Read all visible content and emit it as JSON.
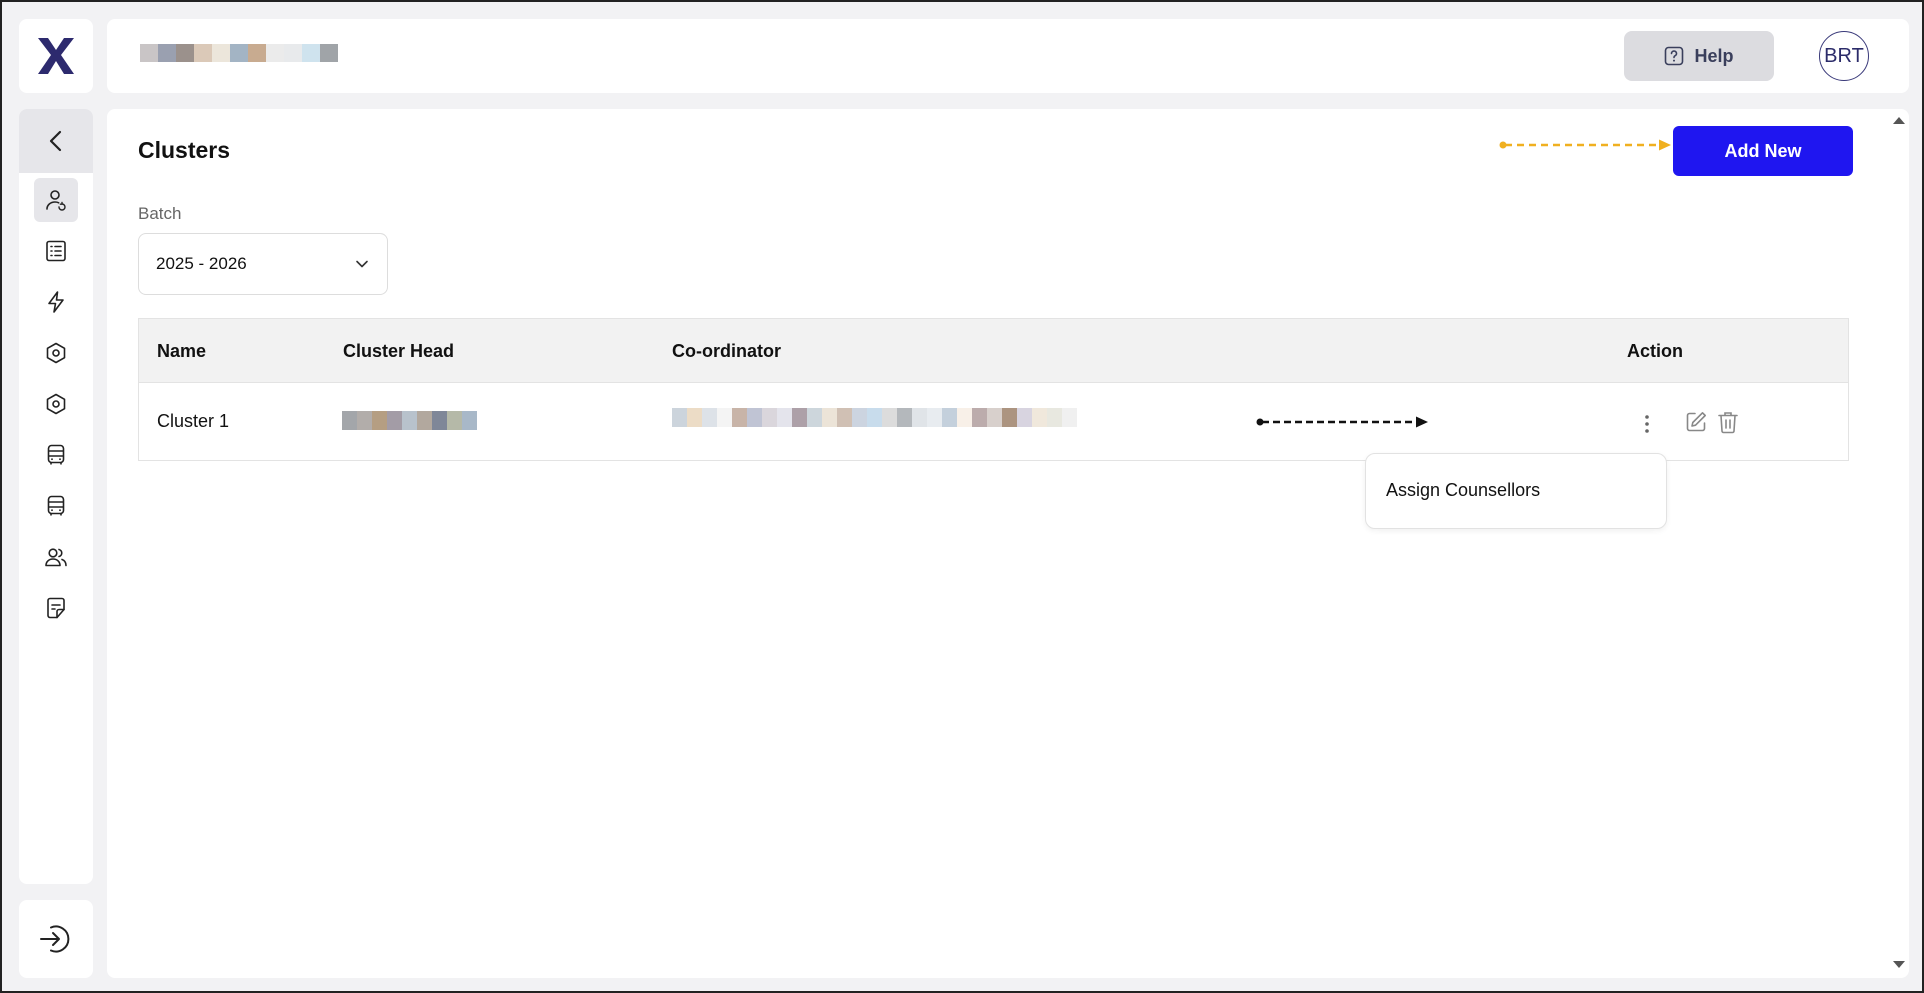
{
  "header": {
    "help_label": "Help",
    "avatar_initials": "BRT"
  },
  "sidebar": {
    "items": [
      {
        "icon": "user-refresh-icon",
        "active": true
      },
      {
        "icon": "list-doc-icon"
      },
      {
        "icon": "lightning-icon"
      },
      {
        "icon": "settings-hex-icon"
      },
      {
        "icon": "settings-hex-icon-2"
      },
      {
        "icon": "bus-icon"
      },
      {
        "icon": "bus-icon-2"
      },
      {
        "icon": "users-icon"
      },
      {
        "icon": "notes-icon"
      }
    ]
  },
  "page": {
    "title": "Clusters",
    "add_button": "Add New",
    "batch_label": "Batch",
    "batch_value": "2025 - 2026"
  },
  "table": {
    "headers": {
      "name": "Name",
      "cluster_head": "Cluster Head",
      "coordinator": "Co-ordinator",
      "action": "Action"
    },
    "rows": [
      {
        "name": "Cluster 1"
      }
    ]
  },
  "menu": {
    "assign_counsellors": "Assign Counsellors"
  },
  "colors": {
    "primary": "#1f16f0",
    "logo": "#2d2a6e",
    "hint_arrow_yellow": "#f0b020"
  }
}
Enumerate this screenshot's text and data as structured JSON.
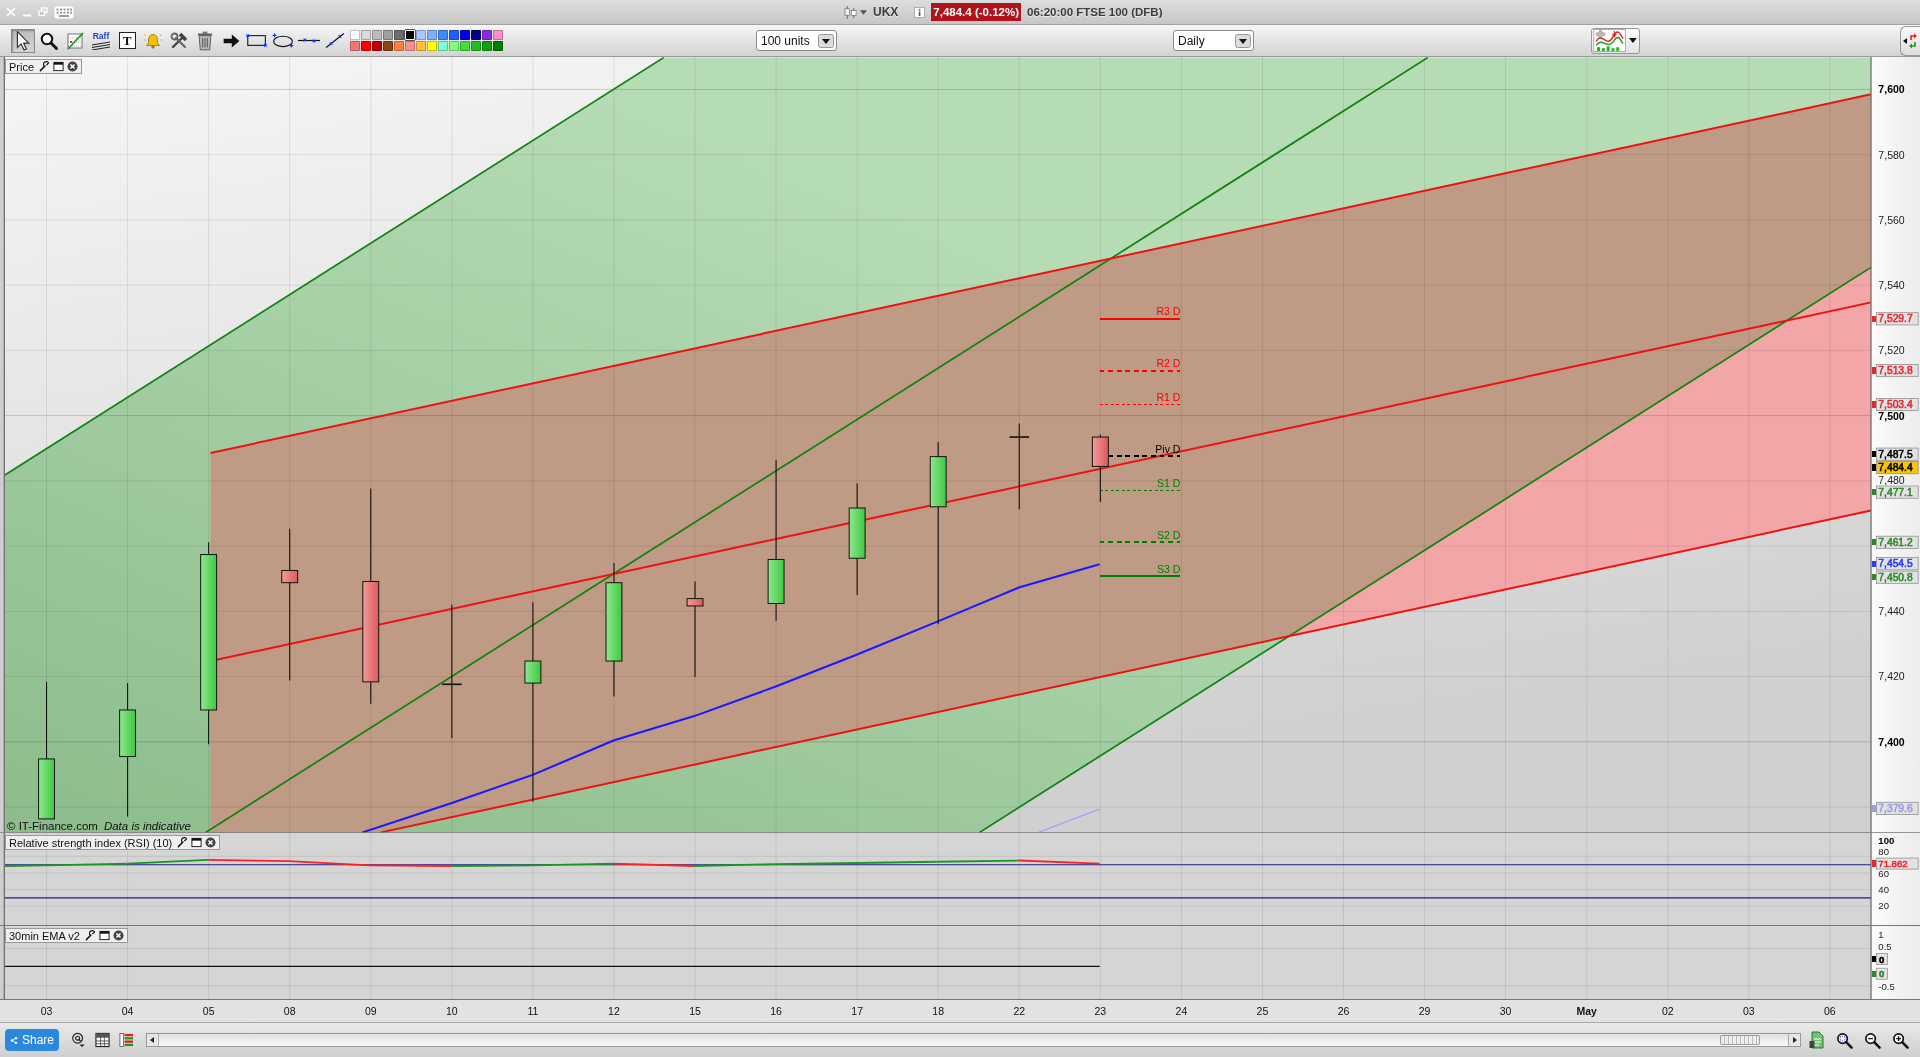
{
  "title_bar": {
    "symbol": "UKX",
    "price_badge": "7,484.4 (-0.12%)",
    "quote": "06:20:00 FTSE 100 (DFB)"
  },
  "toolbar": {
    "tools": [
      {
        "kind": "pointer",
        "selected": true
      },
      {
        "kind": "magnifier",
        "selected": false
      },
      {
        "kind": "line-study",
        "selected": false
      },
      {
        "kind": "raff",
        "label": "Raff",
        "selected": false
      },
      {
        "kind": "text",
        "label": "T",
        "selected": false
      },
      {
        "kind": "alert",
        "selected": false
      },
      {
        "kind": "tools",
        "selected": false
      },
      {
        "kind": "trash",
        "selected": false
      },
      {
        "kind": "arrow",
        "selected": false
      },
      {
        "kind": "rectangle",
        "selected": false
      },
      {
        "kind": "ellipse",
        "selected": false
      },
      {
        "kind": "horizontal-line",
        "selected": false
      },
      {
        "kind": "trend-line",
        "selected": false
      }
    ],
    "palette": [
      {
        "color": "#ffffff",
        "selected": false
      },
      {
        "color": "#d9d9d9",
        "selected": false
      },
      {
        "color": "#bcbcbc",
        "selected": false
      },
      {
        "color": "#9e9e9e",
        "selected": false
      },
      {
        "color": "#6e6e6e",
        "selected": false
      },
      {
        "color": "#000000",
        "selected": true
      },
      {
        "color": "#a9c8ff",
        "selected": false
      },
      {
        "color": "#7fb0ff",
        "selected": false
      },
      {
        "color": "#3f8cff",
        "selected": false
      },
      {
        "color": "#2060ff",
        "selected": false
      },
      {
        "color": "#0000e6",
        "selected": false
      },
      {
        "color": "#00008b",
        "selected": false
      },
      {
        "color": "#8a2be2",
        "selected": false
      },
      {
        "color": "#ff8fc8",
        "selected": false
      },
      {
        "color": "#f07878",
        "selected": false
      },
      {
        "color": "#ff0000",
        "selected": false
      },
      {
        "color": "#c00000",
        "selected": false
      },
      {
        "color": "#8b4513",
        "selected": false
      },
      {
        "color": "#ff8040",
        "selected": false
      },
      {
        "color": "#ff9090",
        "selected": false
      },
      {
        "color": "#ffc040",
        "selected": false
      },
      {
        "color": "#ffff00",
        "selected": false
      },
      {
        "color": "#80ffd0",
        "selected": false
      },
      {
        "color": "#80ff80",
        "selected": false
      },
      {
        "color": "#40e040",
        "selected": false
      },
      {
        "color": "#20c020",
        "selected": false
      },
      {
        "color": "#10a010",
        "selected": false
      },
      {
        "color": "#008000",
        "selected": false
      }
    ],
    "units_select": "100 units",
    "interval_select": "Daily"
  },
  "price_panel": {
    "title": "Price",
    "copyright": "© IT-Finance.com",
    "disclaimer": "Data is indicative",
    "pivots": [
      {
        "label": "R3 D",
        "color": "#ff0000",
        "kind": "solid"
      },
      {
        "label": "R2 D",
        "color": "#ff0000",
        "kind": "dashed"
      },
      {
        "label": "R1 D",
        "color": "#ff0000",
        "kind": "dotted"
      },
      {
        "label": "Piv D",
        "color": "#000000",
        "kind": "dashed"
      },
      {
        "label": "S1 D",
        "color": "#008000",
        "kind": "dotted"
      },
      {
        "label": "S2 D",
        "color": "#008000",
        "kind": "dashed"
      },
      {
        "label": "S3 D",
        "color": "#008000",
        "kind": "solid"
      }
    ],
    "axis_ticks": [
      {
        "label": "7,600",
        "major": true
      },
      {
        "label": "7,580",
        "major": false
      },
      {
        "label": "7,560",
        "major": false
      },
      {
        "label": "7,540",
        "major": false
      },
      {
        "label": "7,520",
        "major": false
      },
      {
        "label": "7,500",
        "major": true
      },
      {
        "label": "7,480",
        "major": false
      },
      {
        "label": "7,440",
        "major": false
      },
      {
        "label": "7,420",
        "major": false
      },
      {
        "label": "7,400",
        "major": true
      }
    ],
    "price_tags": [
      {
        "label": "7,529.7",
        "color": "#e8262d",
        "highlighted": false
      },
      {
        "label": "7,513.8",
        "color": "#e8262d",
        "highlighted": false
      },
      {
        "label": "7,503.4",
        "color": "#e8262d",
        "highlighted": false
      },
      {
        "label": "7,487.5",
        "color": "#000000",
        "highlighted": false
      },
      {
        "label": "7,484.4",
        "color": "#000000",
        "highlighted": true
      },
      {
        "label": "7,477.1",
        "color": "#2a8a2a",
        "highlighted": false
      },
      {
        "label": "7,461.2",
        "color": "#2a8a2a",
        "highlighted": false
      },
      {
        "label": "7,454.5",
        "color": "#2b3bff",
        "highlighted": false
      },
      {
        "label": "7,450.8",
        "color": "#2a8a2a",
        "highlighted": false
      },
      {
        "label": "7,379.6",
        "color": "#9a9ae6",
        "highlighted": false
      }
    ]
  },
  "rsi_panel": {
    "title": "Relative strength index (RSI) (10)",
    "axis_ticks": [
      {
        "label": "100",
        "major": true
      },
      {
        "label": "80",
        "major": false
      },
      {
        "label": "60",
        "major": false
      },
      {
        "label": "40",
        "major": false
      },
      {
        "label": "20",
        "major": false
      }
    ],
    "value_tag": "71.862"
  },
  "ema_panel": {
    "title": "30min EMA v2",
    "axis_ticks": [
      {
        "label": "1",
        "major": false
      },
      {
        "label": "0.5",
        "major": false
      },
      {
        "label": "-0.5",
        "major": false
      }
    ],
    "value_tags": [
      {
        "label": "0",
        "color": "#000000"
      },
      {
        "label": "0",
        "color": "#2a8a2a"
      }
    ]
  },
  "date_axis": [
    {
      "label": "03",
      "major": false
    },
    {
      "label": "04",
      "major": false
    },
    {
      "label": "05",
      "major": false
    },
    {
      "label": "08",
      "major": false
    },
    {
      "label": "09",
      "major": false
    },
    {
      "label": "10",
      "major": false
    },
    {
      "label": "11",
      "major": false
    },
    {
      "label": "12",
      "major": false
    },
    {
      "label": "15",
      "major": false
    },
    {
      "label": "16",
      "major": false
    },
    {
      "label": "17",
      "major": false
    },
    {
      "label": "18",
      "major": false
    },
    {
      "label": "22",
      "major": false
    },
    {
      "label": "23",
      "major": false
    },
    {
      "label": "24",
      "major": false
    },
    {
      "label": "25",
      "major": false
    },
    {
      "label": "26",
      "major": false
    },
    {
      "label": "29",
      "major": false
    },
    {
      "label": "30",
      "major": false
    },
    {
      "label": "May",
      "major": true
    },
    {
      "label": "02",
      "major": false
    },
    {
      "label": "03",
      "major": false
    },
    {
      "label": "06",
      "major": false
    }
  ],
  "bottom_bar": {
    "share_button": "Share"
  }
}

WRITTEN INSTRUCTION:
Count the lines that hold the string "icon", and reply with that number alone.

THE REPLY:
9